Every line below that mentions the word "Приложение" should be copied out.
** Start of Dataset rows **
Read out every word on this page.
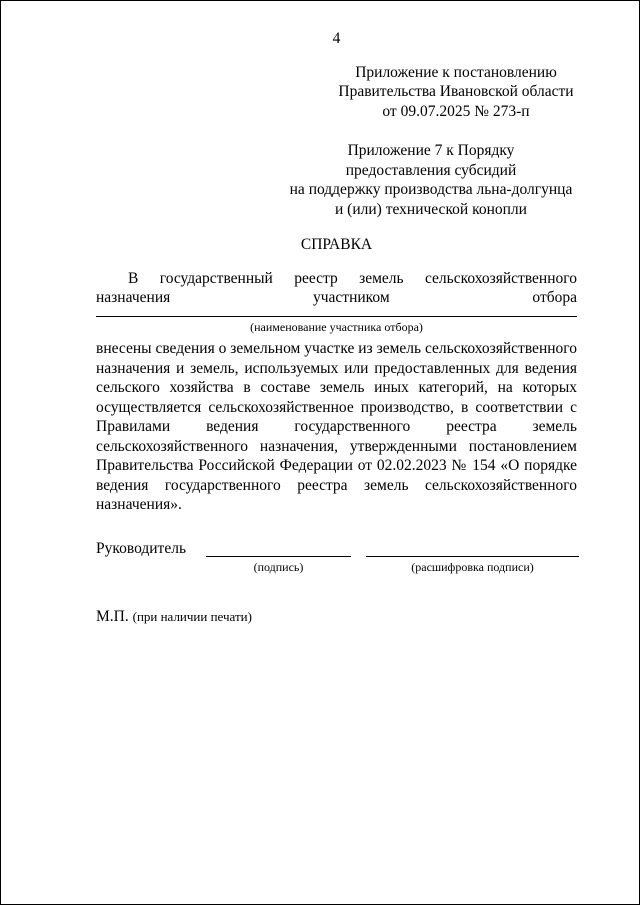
4
Приложение к постановлению
Правительства Ивановской области
от 09.07.2025 № 273-п
Приложение 7 к Порядку
предоставления субсидий
на поддержку производства льна-долгунца
и (или) технической конопли
СПРАВКА
В государственный реестр земель сельскохозяйственного назначения участником отбора
(наименование участника отбора)
внесены сведения о земельном участке из земель сельскохозяйственного назначения и земель, используемых или предоставленных для ведения сельского хозяйства в составе земель иных категорий, на которых осуществляется сельскохозяйственное производство, в соответствии с Правилами ведения государственного реестра земель сельскохозяйственного назначения, утвержденными постановлением Правительства Российской Федерации от 02.02.2023 № 154 «О порядке ведения государственного реестра земель сельскохозяйственного назначения».
Руководитель
(подпись)	(расшифровка подписи)
М.П. (при наличии печати)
** End of Dataset rows **
■ Solution to this problem
Приложение к постановлению
Приложение 7 к Порядку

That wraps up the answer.